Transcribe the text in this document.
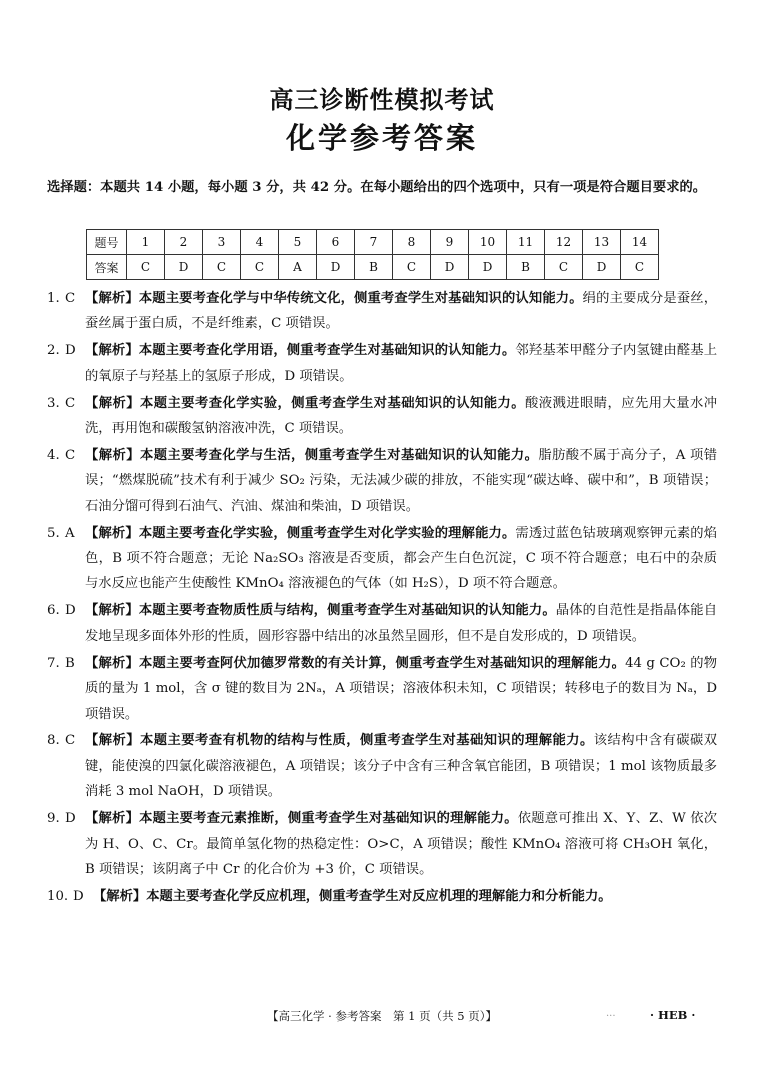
高三诊断性模拟考试
化学参考答案
选择题：本题共 14 小题，每小题 3 分，共 42 分。在每小题给出的四个选项中，只有一项是符合题目要求的。
题号	1	2	3	4	5	6	7	8	9	10	11	12	13	14
答案	C	D	C	C	A	D	B	C	D	D	B	C	D	C
1. C 【解析】本题主要考查化学与中华传统文化，侧重考查学生对基础知识的认知能力。绢的主要成分是蚕丝，蚕丝属于蛋白质，不是纤维素，C 项错误。
2. D 【解析】本题主要考查化学用语，侧重考查学生对基础知识的认知能力。邻羟基苯甲醛分子内氢键由醛基上的氧原子与羟基上的氢原子形成，D 项错误。
3. C 【解析】本题主要考查化学实验，侧重考查学生对基础知识的认知能力。酸液溅进眼睛，应先用大量水冲洗，再用饱和碳酸氢钠溶液冲洗，C 项错误。
4. C 【解析】本题主要考查化学与生活，侧重考查学生对基础知识的认知能力。脂肪酸不属于高分子，A 项错误；“燃煤脱硫”技术有利于减少 SO₂ 污染，无法减少碳的排放，不能实现“碳达峰、碳中和”，B 项错误；石油分馏可得到石油气、汽油、煤油和柴油，D 项错误。
5. A 【解析】本题主要考查化学实验，侧重考查学生对化学实验的理解能力。需透过蓝色钴玻璃观察钾元素的焰色，B 项不符合题意；无论 Na₂SO₃ 溶液是否变质，都会产生白色沉淀，C 项不符合题意；电石中的杂质与水反应也能产生使酸性 KMnO₄ 溶液褪色的气体（如 H₂S），D 项不符合题意。
6. D 【解析】本题主要考查物质性质与结构，侧重考查学生对基础知识的认知能力。晶体的自范性是指晶体能自发地呈现多面体外形的性质，圆形容器中结出的冰虽然呈圆形，但不是自发形成的，D 项错误。
7. B 【解析】本题主要考查阿伏加德罗常数的有关计算，侧重考查学生对基础知识的理解能力。44 g CO₂ 的物质的量为 1 mol，含 σ 键的数目为 2Nₐ，A 项错误；溶液体积未知，C 项错误；转移电子的数目为 Nₐ，D 项错误。
8. C 【解析】本题主要考查有机物的结构与性质，侧重考查学生对基础知识的理解能力。该结构中含有碳碳双键，能使溴的四氯化碳溶液褪色，A 项错误；该分子中含有三种含氧官能团，B 项错误；1 mol 该物质最多消耗 3 mol NaOH，D 项错误。
9. D 【解析】本题主要考查元素推断，侧重考查学生对基础知识的理解能力。依题意可推出 X、Y、Z、W 依次为 H、O、C、Cr。最简单氢化物的热稳定性：O>C，A 项错误；酸性 KMnO₄ 溶液可将 CH₃OH 氧化，B 项错误；该阴离子中 Cr 的化合价为 +3 价，C 项错误。
10. D 【解析】本题主要考查化学反应机理，侧重考查学生对反应机理的理解能力和分析能力。
【高三化学 · 参考答案　第 1 页（共 5 页）】	...	· HEB ·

*****

_Written exercise_: Copy every line of the data exactly as written, excluding the pictures.

_Correct answer_:
Transcribe the text in this document.
高三诊断性模拟考试
化学参考答案
选择题：本题共 14 小题，每小题 3 分，共 42 分。在每小题给出的四个选项中，只有一项是符合题目要求的。
题号	1	2	3	4	5	6	7	8	9	10	11	12	13	14
答案	C	D	C	C	A	D	B	C	D	D	B	C	D	C
1. C 【解析】本题主要考查化学与中华传统文化，侧重考查学生对基础知识的认知能力。绢的主要成分是蚕丝，蚕丝属于蛋白质，不是纤维素，C 项错误。
2. D 【解析】本题主要考查化学用语，侧重考查学生对基础知识的认知能力。邻羟基苯甲醛分子内氢键由醛基上的氧原子与羟基上的氢原子形成，D 项错误。
3. C 【解析】本题主要考查化学实验，侧重考查学生对基础知识的认知能力。酸液溅进眼睛，应先用大量水冲洗，再用饱和碳酸氢钠溶液冲洗，C 项错误。
4. C 【解析】本题主要考查化学与生活，侧重考查学生对基础知识的认知能力。脂肪酸不属于高分子，A 项错误；“燃煤脱硫”技术有利于减少 SO₂ 污染，无法减少碳的排放，不能实现“碳达峰、碳中和”，B 项错误；石油分馏可得到石油气、汽油、煤油和柴油，D 项错误。
5. A 【解析】本题主要考查化学实验，侧重考查学生对化学实验的理解能力。需透过蓝色钴玻璃观察钾元素的焰色，B 项不符合题意；无论 Na₂SO₃ 溶液是否变质，都会产生白色沉淀，C 项不符合题意；电石中的杂质与水反应也能产生使酸性 KMnO₄ 溶液褪色的气体（如 H₂S），D 项不符合题意。
6. D 【解析】本题主要考查物质性质与结构，侧重考查学生对基础知识的认知能力。晶体的自范性是指晶体能自发地呈现多面体外形的性质，圆形容器中结出的冰虽然呈圆形，但不是自发形成的，D 项错误。
7. B 【解析】本题主要考查阿伏加德罗常数的有关计算，侧重考查学生对基础知识的理解能力。44 g CO₂ 的物质的量为 1 mol，含 σ 键的数目为 2Nₐ，A 项错误；溶液体积未知，C 项错误；转移电子的数目为 Nₐ，D 项错误。
8. C 【解析】本题主要考查有机物的结构与性质，侧重考查学生对基础知识的理解能力。该结构中含有碳碳双键，能使溴的四氯化碳溶液褪色，A 项错误；该分子中含有三种含氧官能团，B 项错误；1 mol 该物质最多消耗 3 mol NaOH，D 项错误。
9. D 【解析】本题主要考查元素推断，侧重考查学生对基础知识的理解能力。依题意可推出 X、Y、Z、W 依次为 H、O、C、Cr。最简单氢化物的热稳定性：O>C，A 项错误；酸性 KMnO₄ 溶液可将 CH₃OH 氧化，B 项错误；该阴离子中 Cr 的化合价为 +3 价，C 项错误。
10. D 【解析】本题主要考查化学反应机理，侧重考查学生对反应机理的理解能力和分析能力。
【高三化学 · 参考答案　第 1 页（共 5 页）】	...	· HEB ·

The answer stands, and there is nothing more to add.